Without the pictures, set down every line of the data exactly.

BEGIN Data section

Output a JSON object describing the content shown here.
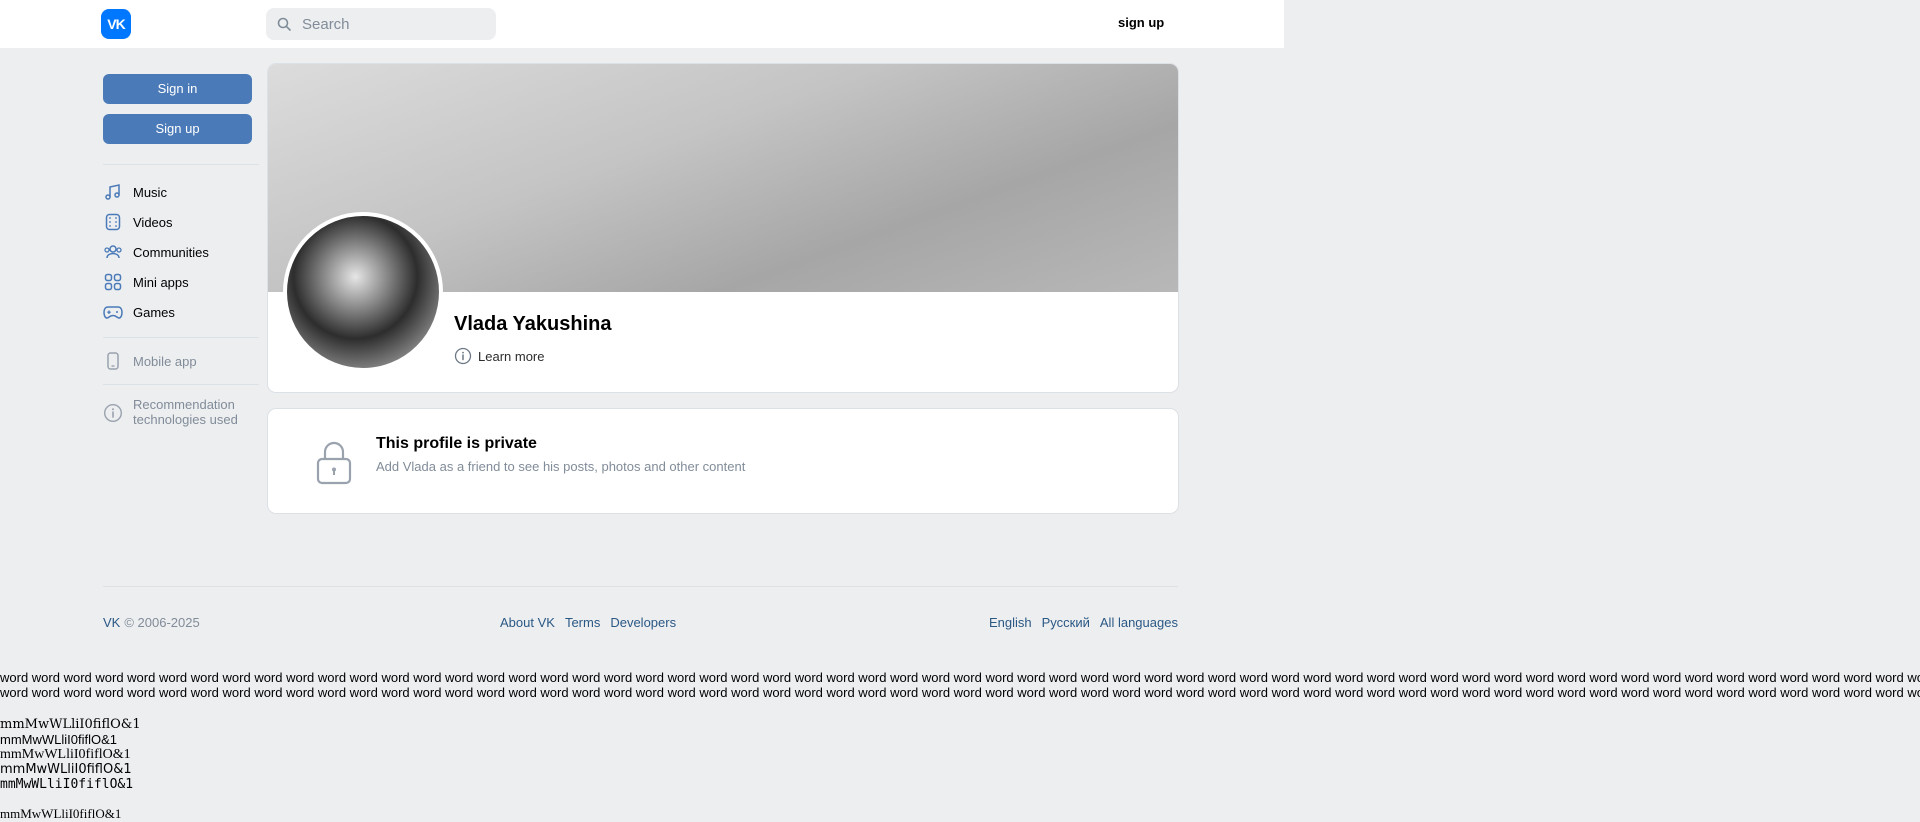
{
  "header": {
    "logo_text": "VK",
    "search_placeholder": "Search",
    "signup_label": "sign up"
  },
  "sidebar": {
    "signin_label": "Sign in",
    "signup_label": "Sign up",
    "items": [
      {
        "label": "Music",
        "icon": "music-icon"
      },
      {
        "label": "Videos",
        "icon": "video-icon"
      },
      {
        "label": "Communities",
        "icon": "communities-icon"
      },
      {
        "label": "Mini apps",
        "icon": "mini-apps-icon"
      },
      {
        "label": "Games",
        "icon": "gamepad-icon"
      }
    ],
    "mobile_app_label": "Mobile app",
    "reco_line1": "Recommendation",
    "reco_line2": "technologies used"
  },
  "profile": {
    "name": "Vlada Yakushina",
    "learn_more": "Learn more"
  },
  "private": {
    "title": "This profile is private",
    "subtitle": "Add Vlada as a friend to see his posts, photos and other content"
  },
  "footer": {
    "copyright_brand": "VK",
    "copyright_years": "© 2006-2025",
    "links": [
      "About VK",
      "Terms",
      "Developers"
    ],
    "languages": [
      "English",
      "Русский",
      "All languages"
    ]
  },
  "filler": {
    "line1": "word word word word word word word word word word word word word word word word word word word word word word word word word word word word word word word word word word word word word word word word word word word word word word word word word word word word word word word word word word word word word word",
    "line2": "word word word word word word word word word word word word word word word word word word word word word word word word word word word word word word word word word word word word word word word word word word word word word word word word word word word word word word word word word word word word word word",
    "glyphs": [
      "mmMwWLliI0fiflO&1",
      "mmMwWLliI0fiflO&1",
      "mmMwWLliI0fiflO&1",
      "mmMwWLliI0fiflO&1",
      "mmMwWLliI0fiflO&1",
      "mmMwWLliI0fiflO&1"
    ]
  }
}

END Data section

Task solution:
Output a JSON object describing the content shown here.
{
  "header": {
    "logo_text": "VK",
    "search_placeholder": "Search",
    "signup_label": "sign up"
  },
  "sidebar": {
    "signin_label": "Sign in",
    "signup_label": "Sign up",
    "items": [
      {
        "label": "Music",
        "icon": "music-icon"
      },
      {
        "label": "Videos",
        "icon": "video-icon"
      },
      {
        "label": "Communities",
        "icon": "communities-icon"
      },
      {
        "label": "Mini apps",
        "icon": "mini-apps-icon"
      },
      {
        "label": "Games",
        "icon": "gamepad-icon"
      }
    ],
    "mobile_app_label": "Mobile app",
    "reco_line1": "Recommendation",
    "reco_line2": "technologies used"
  },
  "profile": {
    "name": "Vlada Yakushina",
    "learn_more": "Learn more"
  },
  "private": {
    "title": "This profile is private",
    "subtitle": "Add Vlada as a friend to see his posts, photos and other content"
  },
  "footer": {
    "copyright_brand": "VK",
    "copyright_years": "© 2006-2025",
    "links": [
      "About VK",
      "Terms",
      "Developers"
    ],
    "languages": [
      "English",
      "Русский",
      "All languages"
    ]
  },
  "filler": {
    "line1": "word word word word word word word word word word word word word word word word word word word word word word word word word word word word word word word word word word word word word word word word word word word word word word word word word word word word word word word word word word word word word word",
    "line2": "word word word word word word word word word word word word word word word word word word word word word word word word word word word word word word word word word word word word word word word word word word word word word word word word word word word word word word word word word word word word word word",
    "glyphs": [
      "mmMwWLliI0fiflO&1",
      "mmMwWLliI0fiflO&1",
      "mmMwWLliI0fiflO&1",
      "mmMwWLliI0fiflO&1",
      "mmMwWLliI0fiflO&1",
      "mmMwWLliI0fiflO&1"
    ]
  }
}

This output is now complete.